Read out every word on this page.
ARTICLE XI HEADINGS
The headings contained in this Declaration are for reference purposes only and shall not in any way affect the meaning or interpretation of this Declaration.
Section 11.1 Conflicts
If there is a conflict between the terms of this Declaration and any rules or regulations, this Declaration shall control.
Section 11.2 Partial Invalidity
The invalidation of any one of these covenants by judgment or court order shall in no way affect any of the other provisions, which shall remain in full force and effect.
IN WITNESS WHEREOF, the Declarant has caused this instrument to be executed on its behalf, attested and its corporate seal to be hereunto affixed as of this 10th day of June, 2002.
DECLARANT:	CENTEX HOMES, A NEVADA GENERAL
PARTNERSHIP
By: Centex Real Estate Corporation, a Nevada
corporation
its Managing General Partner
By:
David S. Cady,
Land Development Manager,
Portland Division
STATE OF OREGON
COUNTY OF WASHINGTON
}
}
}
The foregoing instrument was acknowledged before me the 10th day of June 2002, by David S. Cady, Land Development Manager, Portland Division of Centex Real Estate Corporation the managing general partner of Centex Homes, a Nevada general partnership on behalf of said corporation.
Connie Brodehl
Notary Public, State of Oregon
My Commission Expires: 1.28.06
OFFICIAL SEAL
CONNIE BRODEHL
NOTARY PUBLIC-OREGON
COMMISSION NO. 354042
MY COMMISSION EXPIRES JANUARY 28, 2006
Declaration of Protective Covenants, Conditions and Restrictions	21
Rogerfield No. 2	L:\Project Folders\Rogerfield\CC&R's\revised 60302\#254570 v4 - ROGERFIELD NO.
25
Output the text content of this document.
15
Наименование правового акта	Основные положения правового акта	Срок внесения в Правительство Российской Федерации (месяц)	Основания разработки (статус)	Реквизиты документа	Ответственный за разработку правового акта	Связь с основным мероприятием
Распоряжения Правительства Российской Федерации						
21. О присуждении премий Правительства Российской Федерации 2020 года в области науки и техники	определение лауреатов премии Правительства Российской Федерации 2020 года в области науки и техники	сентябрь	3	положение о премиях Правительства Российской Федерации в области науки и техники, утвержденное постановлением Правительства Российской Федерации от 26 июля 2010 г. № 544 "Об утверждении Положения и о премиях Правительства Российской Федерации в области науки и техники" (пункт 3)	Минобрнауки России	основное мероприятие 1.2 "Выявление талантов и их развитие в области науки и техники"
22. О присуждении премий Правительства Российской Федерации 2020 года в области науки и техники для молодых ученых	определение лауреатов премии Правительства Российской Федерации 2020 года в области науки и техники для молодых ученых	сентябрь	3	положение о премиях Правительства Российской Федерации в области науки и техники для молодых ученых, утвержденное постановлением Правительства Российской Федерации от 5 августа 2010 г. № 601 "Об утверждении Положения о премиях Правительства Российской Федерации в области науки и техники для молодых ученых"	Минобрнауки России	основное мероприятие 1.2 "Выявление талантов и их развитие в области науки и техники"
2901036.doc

***

- _TO BE DONE_:
Count the lines in the entries that hold the word "Manager", and give nothing but the total.

- _EXERCISE ANSWER_:
2